Task
Write out each line word for word. Drop pictures.

Dataset rows
-=-=-

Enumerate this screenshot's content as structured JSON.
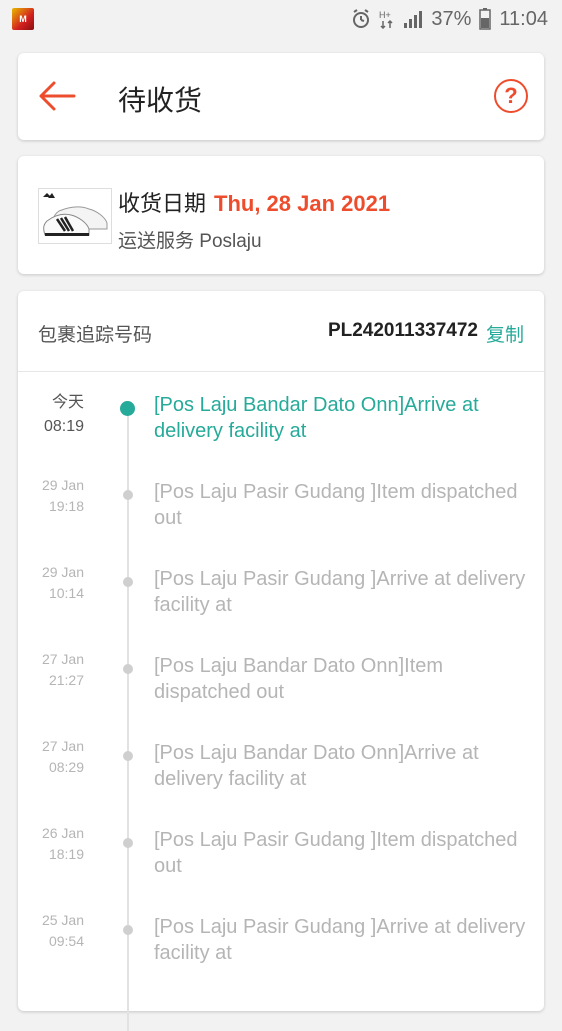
{
  "status_bar": {
    "battery": "37%",
    "time": "11:04",
    "app_icon_text": "M"
  },
  "header": {
    "title": "待收货"
  },
  "delivery": {
    "label": "收货日期",
    "date": "Thu, 28 Jan 2021",
    "service": "运送服务 Poslaju"
  },
  "tracking": {
    "label": "包裹追踪号码",
    "number": "PL242011337472",
    "copy_label": "复制",
    "events": [
      {
        "day": "今天",
        "time": "08:19",
        "text": "[Pos Laju Bandar Dato Onn]Arrive at delivery facility at"
      },
      {
        "day": "29 Jan",
        "time": "19:18",
        "text": "[Pos Laju Pasir Gudang ]Item dispatched out"
      },
      {
        "day": "29 Jan",
        "time": "10:14",
        "text": "[Pos Laju Pasir Gudang ]Arrive at delivery facility at"
      },
      {
        "day": "27 Jan",
        "time": "21:27",
        "text": "[Pos Laju Bandar Dato Onn]Item dispatched out"
      },
      {
        "day": "27 Jan",
        "time": "08:29",
        "text": "[Pos Laju Bandar Dato Onn]Arrive at delivery facility at"
      },
      {
        "day": "26 Jan",
        "time": "18:19",
        "text": "[Pos Laju Pasir Gudang ]Item dispatched out"
      },
      {
        "day": "25 Jan",
        "time": "09:54",
        "text": "[Pos Laju Pasir Gudang ]Arrive at delivery facility at"
      }
    ]
  },
  "colors": {
    "accent": "#ee4d2d",
    "teal": "#26aa99",
    "muted": "#b5b5b5"
  },
  "icons": [
    "back-arrow-icon",
    "help-icon",
    "alarm-icon",
    "network-icon",
    "signal-icon",
    "battery-icon"
  ]
}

-=-=-

Expected answer
Enumerate this screenshot's content as structured JSON.
{
  "status_bar": {
    "battery": "37%",
    "time": "11:04",
    "app_icon_text": "M"
  },
  "header": {
    "title": "待收货"
  },
  "delivery": {
    "label": "收货日期",
    "date": "Thu, 28 Jan 2021",
    "service": "运送服务 Poslaju"
  },
  "tracking": {
    "label": "包裹追踪号码",
    "number": "PL242011337472",
    "copy_label": "复制",
    "events": [
      {
        "day": "今天",
        "time": "08:19",
        "text": "[Pos Laju Bandar Dato Onn]Arrive at delivery facility at"
      },
      {
        "day": "29 Jan",
        "time": "19:18",
        "text": "[Pos Laju Pasir Gudang ]Item dispatched out"
      },
      {
        "day": "29 Jan",
        "time": "10:14",
        "text": "[Pos Laju Pasir Gudang ]Arrive at delivery facility at"
      },
      {
        "day": "27 Jan",
        "time": "21:27",
        "text": "[Pos Laju Bandar Dato Onn]Item dispatched out"
      },
      {
        "day": "27 Jan",
        "time": "08:29",
        "text": "[Pos Laju Bandar Dato Onn]Arrive at delivery facility at"
      },
      {
        "day": "26 Jan",
        "time": "18:19",
        "text": "[Pos Laju Pasir Gudang ]Item dispatched out"
      },
      {
        "day": "25 Jan",
        "time": "09:54",
        "text": "[Pos Laju Pasir Gudang ]Arrive at delivery facility at"
      }
    ]
  },
  "colors": {
    "accent": "#ee4d2d",
    "teal": "#26aa99",
    "muted": "#b5b5b5"
  },
  "icons": [
    "back-arrow-icon",
    "help-icon",
    "alarm-icon",
    "network-icon",
    "signal-icon",
    "battery-icon"
  ]
}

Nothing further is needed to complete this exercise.